--- START Given records ---
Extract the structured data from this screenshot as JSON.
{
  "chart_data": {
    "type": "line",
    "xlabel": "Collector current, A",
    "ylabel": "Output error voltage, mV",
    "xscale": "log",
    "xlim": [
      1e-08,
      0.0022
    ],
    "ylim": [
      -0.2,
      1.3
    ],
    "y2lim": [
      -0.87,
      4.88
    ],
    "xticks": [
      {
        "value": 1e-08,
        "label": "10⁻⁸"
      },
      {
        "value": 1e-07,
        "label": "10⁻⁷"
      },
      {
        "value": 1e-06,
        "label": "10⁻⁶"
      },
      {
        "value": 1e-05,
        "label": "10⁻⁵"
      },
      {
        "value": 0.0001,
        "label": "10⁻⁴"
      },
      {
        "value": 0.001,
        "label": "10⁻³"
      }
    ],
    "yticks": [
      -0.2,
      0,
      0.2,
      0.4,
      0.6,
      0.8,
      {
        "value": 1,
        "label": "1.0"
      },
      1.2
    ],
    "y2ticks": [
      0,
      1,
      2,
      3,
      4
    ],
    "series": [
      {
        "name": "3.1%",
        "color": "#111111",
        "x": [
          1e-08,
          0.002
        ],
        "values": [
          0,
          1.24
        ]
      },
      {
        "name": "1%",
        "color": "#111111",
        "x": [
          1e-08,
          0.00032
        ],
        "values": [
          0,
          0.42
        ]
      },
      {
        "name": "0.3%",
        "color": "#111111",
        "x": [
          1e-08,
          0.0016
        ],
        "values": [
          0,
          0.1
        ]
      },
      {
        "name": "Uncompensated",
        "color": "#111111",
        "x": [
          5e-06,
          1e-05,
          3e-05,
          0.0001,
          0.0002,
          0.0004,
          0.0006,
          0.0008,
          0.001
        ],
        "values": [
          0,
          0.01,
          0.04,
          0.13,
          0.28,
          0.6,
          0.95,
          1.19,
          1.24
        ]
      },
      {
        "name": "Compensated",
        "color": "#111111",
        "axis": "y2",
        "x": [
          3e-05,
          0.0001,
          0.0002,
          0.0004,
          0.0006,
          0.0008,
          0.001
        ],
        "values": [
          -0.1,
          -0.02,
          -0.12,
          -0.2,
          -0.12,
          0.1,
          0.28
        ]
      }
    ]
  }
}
--- END Given records ---
§ **Aim of the exercise**:
Using the records above, copy every line that has the word "name" in it.

§ **Solution below**:
        "name": "3.1%",
        "name": "1%",
        "name": "0.3%",
        "name": "Uncompensated",
        "name": "Compensated",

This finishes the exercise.